Directions for this task >>
Transcribe the records that follow, preserving every word.

+++ Excerpted data

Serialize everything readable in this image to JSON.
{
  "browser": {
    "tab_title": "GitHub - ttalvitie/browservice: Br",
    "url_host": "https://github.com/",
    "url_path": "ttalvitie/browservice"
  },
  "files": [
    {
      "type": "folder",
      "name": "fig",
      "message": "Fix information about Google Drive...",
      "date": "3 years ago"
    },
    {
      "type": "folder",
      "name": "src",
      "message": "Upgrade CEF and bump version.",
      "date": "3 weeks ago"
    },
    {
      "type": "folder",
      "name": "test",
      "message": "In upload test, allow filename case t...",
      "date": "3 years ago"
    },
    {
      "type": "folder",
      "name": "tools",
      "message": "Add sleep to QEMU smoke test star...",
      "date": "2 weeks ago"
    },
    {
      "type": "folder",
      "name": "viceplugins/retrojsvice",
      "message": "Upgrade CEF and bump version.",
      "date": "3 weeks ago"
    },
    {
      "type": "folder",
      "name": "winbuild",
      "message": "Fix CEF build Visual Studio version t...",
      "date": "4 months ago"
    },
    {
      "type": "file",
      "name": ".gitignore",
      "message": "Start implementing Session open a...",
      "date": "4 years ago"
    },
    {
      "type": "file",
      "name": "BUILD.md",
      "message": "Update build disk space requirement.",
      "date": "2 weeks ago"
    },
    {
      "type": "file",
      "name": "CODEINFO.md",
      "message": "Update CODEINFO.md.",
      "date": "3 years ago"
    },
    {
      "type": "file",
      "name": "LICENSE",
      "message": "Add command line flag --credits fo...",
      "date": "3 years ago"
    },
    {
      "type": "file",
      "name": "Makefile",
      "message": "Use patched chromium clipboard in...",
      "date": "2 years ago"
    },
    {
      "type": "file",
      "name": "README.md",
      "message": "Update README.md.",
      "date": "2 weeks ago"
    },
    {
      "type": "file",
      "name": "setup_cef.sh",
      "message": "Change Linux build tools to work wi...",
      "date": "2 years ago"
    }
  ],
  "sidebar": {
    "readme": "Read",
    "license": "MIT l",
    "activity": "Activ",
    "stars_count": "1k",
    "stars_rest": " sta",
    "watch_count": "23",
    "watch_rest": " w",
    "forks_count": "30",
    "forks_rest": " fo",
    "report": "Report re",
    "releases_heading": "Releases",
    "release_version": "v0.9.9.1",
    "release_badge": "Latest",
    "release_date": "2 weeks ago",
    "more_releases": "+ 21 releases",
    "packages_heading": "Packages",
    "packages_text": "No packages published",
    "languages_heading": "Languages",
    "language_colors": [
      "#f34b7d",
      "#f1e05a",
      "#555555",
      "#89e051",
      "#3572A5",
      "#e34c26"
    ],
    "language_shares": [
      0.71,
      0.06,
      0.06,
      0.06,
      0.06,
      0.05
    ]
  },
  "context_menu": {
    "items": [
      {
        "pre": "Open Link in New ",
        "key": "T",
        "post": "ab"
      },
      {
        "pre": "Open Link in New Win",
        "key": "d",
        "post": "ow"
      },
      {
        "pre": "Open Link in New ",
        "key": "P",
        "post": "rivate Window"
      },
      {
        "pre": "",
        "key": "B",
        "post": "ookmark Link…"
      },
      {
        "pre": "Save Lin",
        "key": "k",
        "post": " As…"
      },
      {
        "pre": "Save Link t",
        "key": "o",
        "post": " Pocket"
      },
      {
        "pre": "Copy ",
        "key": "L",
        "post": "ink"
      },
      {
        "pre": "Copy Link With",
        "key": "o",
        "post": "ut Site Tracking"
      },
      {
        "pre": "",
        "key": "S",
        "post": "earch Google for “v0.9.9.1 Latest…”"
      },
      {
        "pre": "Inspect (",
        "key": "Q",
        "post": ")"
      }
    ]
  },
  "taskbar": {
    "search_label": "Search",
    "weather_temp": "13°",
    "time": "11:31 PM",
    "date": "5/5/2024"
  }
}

++++++

Task response >>
Serialize everything readable in this image to JSON.
{
  "browser": {
    "tab_title": "GitHub - ttalvitie/browservice: Br",
    "url_host": "https://github.com/",
    "url_path": "ttalvitie/browservice"
  },
  "files": [
    {
      "type": "folder",
      "name": "fig",
      "message": "Fix information about Google Drive...",
      "date": "3 years ago"
    },
    {
      "type": "folder",
      "name": "src",
      "message": "Upgrade CEF and bump version.",
      "date": "3 weeks ago"
    },
    {
      "type": "folder",
      "name": "test",
      "message": "In upload test, allow filename case t...",
      "date": "3 years ago"
    },
    {
      "type": "folder",
      "name": "tools",
      "message": "Add sleep to QEMU smoke test star...",
      "date": "2 weeks ago"
    },
    {
      "type": "folder",
      "name": "viceplugins/retrojsvice",
      "message": "Upgrade CEF and bump version.",
      "date": "3 weeks ago"
    },
    {
      "type": "folder",
      "name": "winbuild",
      "message": "Fix CEF build Visual Studio version t...",
      "date": "4 months ago"
    },
    {
      "type": "file",
      "name": ".gitignore",
      "message": "Start implementing Session open a...",
      "date": "4 years ago"
    },
    {
      "type": "file",
      "name": "BUILD.md",
      "message": "Update build disk space requirement.",
      "date": "2 weeks ago"
    },
    {
      "type": "file",
      "name": "CODEINFO.md",
      "message": "Update CODEINFO.md.",
      "date": "3 years ago"
    },
    {
      "type": "file",
      "name": "LICENSE",
      "message": "Add command line flag --credits fo...",
      "date": "3 years ago"
    },
    {
      "type": "file",
      "name": "Makefile",
      "message": "Use patched chromium clipboard in...",
      "date": "2 years ago"
    },
    {
      "type": "file",
      "name": "README.md",
      "message": "Update README.md.",
      "date": "2 weeks ago"
    },
    {
      "type": "file",
      "name": "setup_cef.sh",
      "message": "Change Linux build tools to work wi...",
      "date": "2 years ago"
    }
  ],
  "sidebar": {
    "readme": "Read",
    "license": "MIT l",
    "activity": "Activ",
    "stars_count": "1k",
    "stars_rest": " sta",
    "watch_count": "23",
    "watch_rest": " w",
    "forks_count": "30",
    "forks_rest": " fo",
    "report": "Report re",
    "releases_heading": "Releases",
    "release_version": "v0.9.9.1",
    "release_badge": "Latest",
    "release_date": "2 weeks ago",
    "more_releases": "+ 21 releases",
    "packages_heading": "Packages",
    "packages_text": "No packages published",
    "languages_heading": "Languages",
    "language_colors": [
      "#f34b7d",
      "#f1e05a",
      "#555555",
      "#89e051",
      "#3572A5",
      "#e34c26"
    ],
    "language_shares": [
      0.71,
      0.06,
      0.06,
      0.06,
      0.06,
      0.05
    ]
  },
  "context_menu": {
    "items": [
      {
        "pre": "Open Link in New ",
        "key": "T",
        "post": "ab"
      },
      {
        "pre": "Open Link in New Win",
        "key": "d",
        "post": "ow"
      },
      {
        "pre": "Open Link in New ",
        "key": "P",
        "post": "rivate Window"
      },
      {
        "pre": "",
        "key": "B",
        "post": "ookmark Link…"
      },
      {
        "pre": "Save Lin",
        "key": "k",
        "post": " As…"
      },
      {
        "pre": "Save Link t",
        "key": "o",
        "post": " Pocket"
      },
      {
        "pre": "Copy ",
        "key": "L",
        "post": "ink"
      },
      {
        "pre": "Copy Link With",
        "key": "o",
        "post": "ut Site Tracking"
      },
      {
        "pre": "",
        "key": "S",
        "post": "earch Google for “v0.9.9.1 Latest…”"
      },
      {
        "pre": "Inspect (",
        "key": "Q",
        "post": ")"
      }
    ]
  },
  "taskbar": {
    "search_label": "Search",
    "weather_temp": "13°",
    "time": "11:31 PM",
    "date": "5/5/2024"
  }
}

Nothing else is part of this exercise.